Extracted data entries
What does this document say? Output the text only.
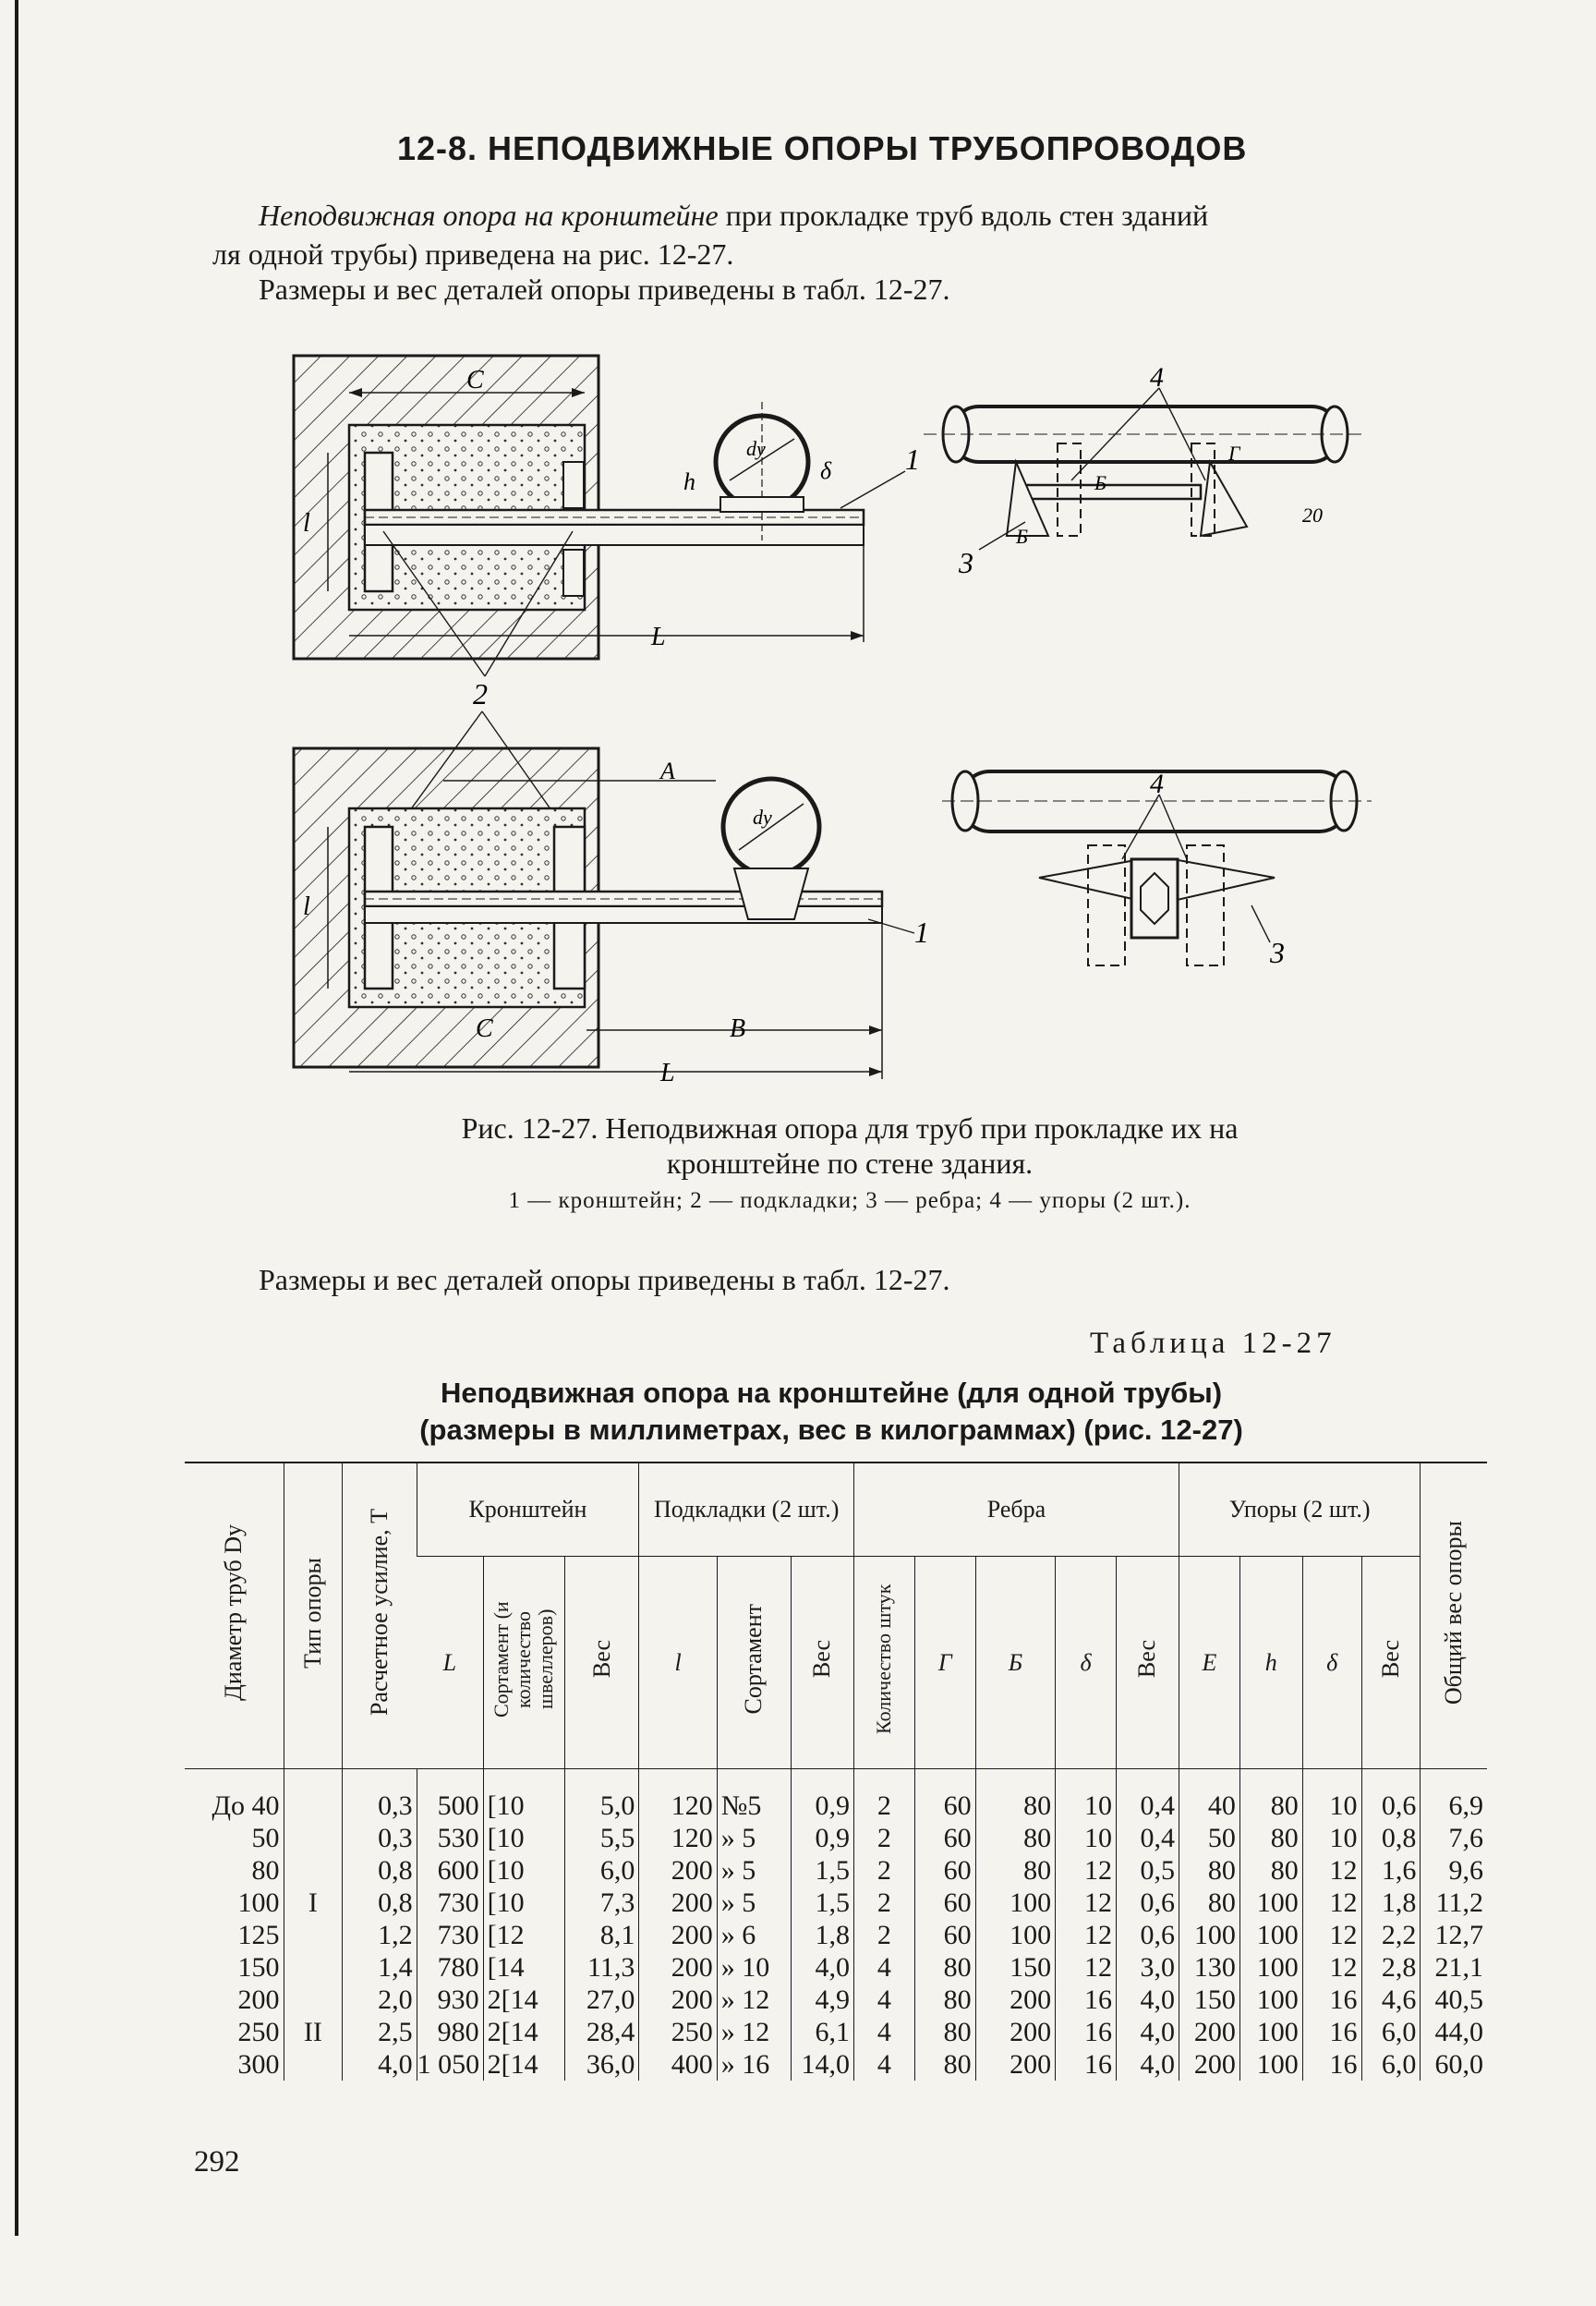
12-8. НЕПОДВИЖНЫЕ ОПОРЫ ТРУБОПРОВОДОВ
Неподвижная опора на кронштейне при прокладке труб вдоль стен зданий
ля одной трубы) приведена на рис. 12-27.
Размеры и вес деталей опоры приведены в табл. 12-27.
C
l
L
dy
δ
h
1
2
4
Б
Г
20
Б
3
A
l
C	B
L
dy
1
4
3
Рис. 12-27. Неподвижная опора для труб при прокладке их на
кронштейне по стене здания.
1 — кронштейн; 2 — подкладки; 3 — ребра; 4 — упоры (2 шт.).
Размеры и вес деталей опоры приведены в табл. 12-27.
Таблица 12-27
Неподвижная опора на кронштейне (для одной трубы)
(размеры в миллиметрах, вес в килограммах) (рис. 12-27)
Диаметр труб Dy	Тип опоры	Расчетное усилие, Т	Кронштейн			Подкладки (2 шт.)			Ребра					Упоры (2 шт.)				Общий вес опоры
			L	Сортамент (и количество швеллеров)	Вес	l	Сортамент	Вес	Количество штук	Г	Б	δ	Вес	E	h	δ	Вес	

До 40		0,3	500	[10	5,0	120	№5	0,9	2	60	80	10	0,4	40	80	10	0,6	6,9
50		0,3	530	[10	5,5	120	» 5	0,9	2	60	80	10	0,4	50	80	10	0,8	7,6
80		0,8	600	[10	6,0	200	» 5	1,5	2	60	80	12	0,5	80	80	12	1,6	9,6
100	I	0,8	730	[10	7,3	200	» 5	1,5	2	60	100	12	0,6	80	100	12	1,8	11,2
125		1,2	730	[12	8,1	200	» 6	1,8	2	60	100	12	0,6	100	100	12	2,2	12,7
150		1,4	780	[14	11,3	200	» 10	4,0	4	80	150	12	3,0	130	100	12	2,8	21,1
200		2,0	930	2[14	27,0	200	» 12	4,9	4	80	200	16	4,0	150	100	16	4,6	40,5
250	II	2,5	980	2[14	28,4	250	» 12	6,1	4	80	200	16	4,0	200	100	16	6,0	44,0
300		4,0	1 050	2[14	36,0	400	» 16	14,0	4	80	200	16	4,0	200	100	16	6,0	60,0
292
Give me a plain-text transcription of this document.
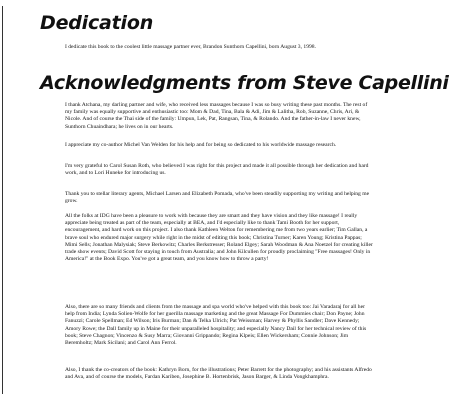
Dedication

I dedicate this book to the coolest little massage partner ever, Brandon Sunthorn Capellini, born August 3, 1998.

Acknowledgments from Steve Capellini

I thank Atchana, my darling partner and wife, who received less massages because I was so busy writing these past months. The rest of my family was equally supportive and enthusiastic too: Mom & Dad, Tina, Bala & Adi, Jim & Lalitha, Rob, Suzanne, Chris, Ari, & Nicole. And of course the Thai side of the family: Umpun, Lek, Pat, Rangsan, Tina, & Rolando. And the father-in-law I never knew, Sunthorn Chuaindhara; he lives on in our hearts.

I appreciate my co-author Michel Van Welden for his help and for being so dedicated to his worldwide massage research.

I'm very grateful to Carol Susan Roth, who believed I was right for this project and made it all possible through her dedication and hard work, and to Lori Huneke for introducing us.

Thank you to stellar literary agents, Michael Larsen and Elizabeth Pomada, who've been steadily supporting my writing and helping me grow.

All the folks at IDG have been a pleasure to work with because they are smart and they have vision and they like massage! I really appreciate being treated as part of the team, especially at BEA, and I'd especially like to thank Tami Booth for her support, encouragement, and hard work on this project. I also thank Kathleen Welton for remembering me from two years earlier; Tim Gallan, a brave soul who endured major surgery while right in the midst of editing this book; Christina Turner; Karen Young; Kristina Pappas; Mimi Sells; Jonathan Malysiak; Steve Berkowitz; Charles Berkstresser; Roland Elgey; Sarah Woodman & Ana Noetzel for creating killer trade show events; David Scott for staying in touch from Australia; and John Kilcullen for proudly proclaiming "Free massages! Only in America!" at the Book Expo. You've got a great team, and you know how to throw a party!

Also, there are so many friends and clients from the massage and spa world who've helped with this book too: Jai Varadaraj for all her help from India; Lynda Solien-Wolfe for her guerilla massage marketing and the great Massage For Dummies chair; Don Payne; John Fanuzzi; Carole Spellman; Ed Wilson; Iris Burman; Dan & Telka Ulrich; Pat Weissman; Harvey & Phyllis Sandler; Dave Kennedy; Amory Rowe; the Dall family up in Maine for their unparalleled hospitality; and especially Nancy Dail for her technical review of this book; Steve Chagnon; Vincenzo & Susy Marra; Giovanni Grippando; Regina Klpeis; Ellen Wickersham; Connie Johnson; Jim Beremholtz; Mark Sicilani; and Carol Ann Ferrol.

Also, I thank the co-creators of the book: Kathryn Born, for the illustrations; Peter Barrett for the photography; and his assistants Alfredo and Ava, and of course the models, Fardan Kariben, Josephine B. Hortenbrisk, Jason Barger, & Linda Vongkhamphra.
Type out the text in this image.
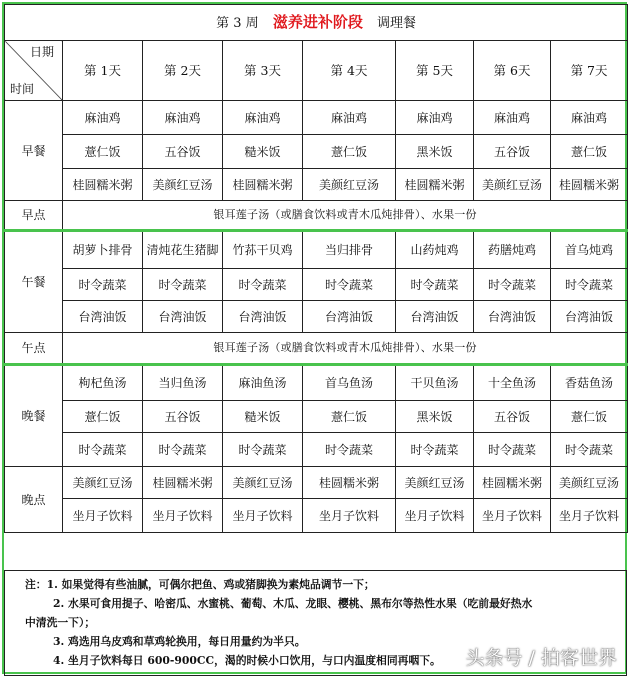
第 3 周 滋养进补阶段 调理餐							

日期
时间	第 1天	第 2天	第 3天	第 4天	第 5天	第 6天	第 7天
早餐	麻油鸡	麻油鸡	麻油鸡	麻油鸡	麻油鸡	麻油鸡	麻油鸡
	薏仁饭	五谷饭	糙米饭	薏仁饭	黑米饭	五谷饭	薏仁饭
	桂圆糯米粥	美颜红豆汤	桂圆糯米粥	美颜红豆汤	桂圆糯米粥	美颜红豆汤	桂圆糯米粥
早点	银耳莲子汤（或膳食饮料或青木瓜炖排骨）、水果一份						
午餐	胡萝卜排骨	清炖花生猪脚	竹荪干贝鸡	当归排骨	山药炖鸡	药膳炖鸡	首乌炖鸡
	时令蔬菜	时令蔬菜	时令蔬菜	时令蔬菜	时令蔬菜	时令蔬菜	时令蔬菜
	台湾油饭	台湾油饭	台湾油饭	台湾油饭	台湾油饭	台湾油饭	台湾油饭
午点	银耳莲子汤（或膳食饮料或青木瓜炖排骨）、水果一份						
晚餐	枸杞鱼汤	当归鱼汤	麻油鱼汤	首乌鱼汤	干贝鱼汤	十全鱼汤	香菇鱼汤
	薏仁饭	五谷饭	糙米饭	薏仁饭	黑米饭	五谷饭	薏仁饭
	时令蔬菜	时令蔬菜	时令蔬菜	时令蔬菜	时令蔬菜	时令蔬菜	时令蔬菜
晚点	美颜红豆汤	桂圆糯米粥	美颜红豆汤	桂圆糯米粥	美颜红豆汤	桂圆糯米粥	美颜红豆汤
	坐月子饮料	坐月子饮料	坐月子饮料	坐月子饮料	坐月子饮料	坐月子饮料	坐月子饮料
注：1. 如果觉得有些油腻，可偶尔把鱼、鸡或猪脚换为素炖品调节一下；
2. 水果可食用提子、哈密瓜、水蜜桃、葡萄、木瓜、龙眼、樱桃、黑布尔等热性水果（吃前最好热水
中清洗一下）；
3. 鸡选用乌皮鸡和草鸡轮换用，每日用量约为半只。
4. 坐月子饮料每日 600-900CC，渴的时候小口饮用，与口内温度相同再咽下。	头条号 / 拍客世界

THE PROBLEM:
Return to the listing above and set it down exactly, leaving out its pictures.

EXPECTED ANSWER:
What does this document say? Output the text only.
12-8. НЕПОДВИЖНЫЕ ОПОРЫ ТРУБОПРОВОДОВ
Неподвижная опора на кронштейне при прокладке труб вдоль стен зданий
ля одной трубы) приведена на рис. 12-27.
Размеры и вес деталей опоры приведены в табл. 12-27.
C
l
L
dy
δ
h
1
2
4
Б
Г
20
Б
3
A
l
C	B
L
dy
1
4
3
Рис. 12-27. Неподвижная опора для труб при прокладке их на
кронштейне по стене здания.
1 — кронштейн; 2 — подкладки; 3 — ребра; 4 — упоры (2 шт.).
Размеры и вес деталей опоры приведены в табл. 12-27.
Таблица 12-27
Неподвижная опора на кронштейне (для одной трубы)
(размеры в миллиметрах, вес в килограммах) (рис. 12-27)
Диаметр труб Dy	Тип опоры	Расчетное усилие, Т	Кронштейн			Подкладки (2 шт.)			Ребра					Упоры (2 шт.)				Общий вес опоры
			L	Сортамент (и количество швеллеров)	Вес	l	Сортамент	Вес	Количество штук	Г	Б	δ	Вес	E	h	δ	Вес	

До 40		0,3	500	[10	5,0	120	№5	0,9	2	60	80	10	0,4	40	80	10	0,6	6,9
50		0,3	530	[10	5,5	120	» 5	0,9	2	60	80	10	0,4	50	80	10	0,8	7,6
80		0,8	600	[10	6,0	200	» 5	1,5	2	60	80	12	0,5	80	80	12	1,6	9,6
100	I	0,8	730	[10	7,3	200	» 5	1,5	2	60	100	12	0,6	80	100	12	1,8	11,2
125		1,2	730	[12	8,1	200	» 6	1,8	2	60	100	12	0,6	100	100	12	2,2	12,7
150		1,4	780	[14	11,3	200	» 10	4,0	4	80	150	12	3,0	130	100	12	2,8	21,1
200		2,0	930	2[14	27,0	200	» 12	4,9	4	80	200	16	4,0	150	100	16	4,6	40,5
250	II	2,5	980	2[14	28,4	250	» 12	6,1	4	80	200	16	4,0	200	100	16	6,0	44,0
300		4,0	1 050	2[14	36,0	400	» 16	14,0	4	80	200	16	4,0	200	100	16	6,0	60,0
292
Give me a plain-text transcription of this document.
Dedication

I dedicate this book to the coolest little massage partner ever, Brandon Sunthorn Capellini, born August 3, 1998.

Acknowledgments from Steve Capellini

I thank Atchana, my darling partner and wife, who received less massages because I was so busy writing these past months. The rest of my family was equally supportive and enthusiastic too: Mom & Dad, Tina, Bala & Adi, Jim & Lalitha, Rob, Suzanne, Chris, Ari, & Nicole. And of course the Thai side of the family: Umpun, Lek, Pat, Rangsan, Tina, & Rolando. And the father-in-law I never knew, Sunthorn Chuaindhara; he lives on in our hearts.

I appreciate my co-author Michel Van Welden for his help and for being so dedicated to his worldwide massage research.

I'm very grateful to Carol Susan Roth, who believed I was right for this project and made it all possible through her dedication and hard work, and to Lori Huneke for introducing us.

Thank you to stellar literary agents, Michael Larsen and Elizabeth Pomada, who've been steadily supporting my writing and helping me grow.

All the folks at IDG have been a pleasure to work with because they are smart and they have vision and they like massage! I really appreciate being treated as part of the team, especially at BEA, and I'd especially like to thank Tami Booth for her support, encouragement, and hard work on this project. I also thank Kathleen Welton for remembering me from two years earlier; Tim Gallan, a brave soul who endured major surgery while right in the midst of editing this book; Christina Turner; Karen Young; Kristina Pappas; Mimi Sells; Jonathan Malysiak; Steve Berkowitz; Charles Berkstresser; Roland Elgey; Sarah Woodman & Ana Noetzel for creating killer trade show events; David Scott for staying in touch from Australia; and John Kilcullen for proudly proclaiming "Free massages! Only in America!" at the Book Expo. You've got a great team, and you know how to throw a party!

Also, there are so many friends and clients from the massage and spa world who've helped with this book too: Jai Varadaraj for all her help from India; Lynda Solien-Wolfe for her guerilla massage marketing and the great Massage For Dummies chair; Don Payne; John Fanuzzi; Carole Spellman; Ed Wilson; Iris Burman; Dan & Telka Ulrich; Pat Weissman; Harvey & Phyllis Sandler; Dave Kennedy; Amory Rowe; the Dall family up in Maine for their unparalleled hospitality; and especially Nancy Dail for her technical review of this book; Steve Chagnon; Vincenzo & Susy Marra; Giovanni Grippando; Regina Klpeis; Ellen Wickersham; Connie Johnson; Jim Beremholtz; Mark Sicilani; and Carol Ann Ferrol.

Also, I thank the co-creators of the book: Kathryn Born, for the illustrations; Peter Barrett for the photography; and his assistants Alfredo and Ava, and of course the models, Fardan Kariben, Josephine B. Hortenbrisk, Jason Barger, & Linda Vongkhamphra.
Type out the text in this image.
第 3 周 滋养进补阶段 调理餐							

日期
时间	第 1天	第 2天	第 3天	第 4天	第 5天	第 6天	第 7天
早餐	麻油鸡	麻油鸡	麻油鸡	麻油鸡	麻油鸡	麻油鸡	麻油鸡
	薏仁饭	五谷饭	糙米饭	薏仁饭	黑米饭	五谷饭	薏仁饭
	桂圆糯米粥	美颜红豆汤	桂圆糯米粥	美颜红豆汤	桂圆糯米粥	美颜红豆汤	桂圆糯米粥
早点	银耳莲子汤（或膳食饮料或青木瓜炖排骨）、水果一份						
午餐	胡萝卜排骨	清炖花生猪脚	竹荪干贝鸡	当归排骨	山药炖鸡	药膳炖鸡	首乌炖鸡
	时令蔬菜	时令蔬菜	时令蔬菜	时令蔬菜	时令蔬菜	时令蔬菜	时令蔬菜
	台湾油饭	台湾油饭	台湾油饭	台湾油饭	台湾油饭	台湾油饭	台湾油饭
午点	银耳莲子汤（或膳食饮料或青木瓜炖排骨）、水果一份						
晚餐	枸杞鱼汤	当归鱼汤	麻油鱼汤	首乌鱼汤	干贝鱼汤	十全鱼汤	香菇鱼汤
	薏仁饭	五谷饭	糙米饭	薏仁饭	黑米饭	五谷饭	薏仁饭
	时令蔬菜	时令蔬菜	时令蔬菜	时令蔬菜	时令蔬菜	时令蔬菜	时令蔬菜
晚点	美颜红豆汤	桂圆糯米粥	美颜红豆汤	桂圆糯米粥	美颜红豆汤	桂圆糯米粥	美颜红豆汤
	坐月子饮料	坐月子饮料	坐月子饮料	坐月子饮料	坐月子饮料	坐月子饮料	坐月子饮料
注：1. 如果觉得有些油腻，可偶尔把鱼、鸡或猪脚换为素炖品调节一下；
2. 水果可食用提子、哈密瓜、水蜜桃、葡萄、木瓜、龙眼、樱桃、黑布尔等热性水果（吃前最好热水
中清洗一下）；
3. 鸡选用乌皮鸡和草鸡轮换用，每日用量约为半只。
4. 坐月子饮料每日 600-900CC，渴的时候小口饮用，与口内温度相同再咽下。	头条号 / 拍客世界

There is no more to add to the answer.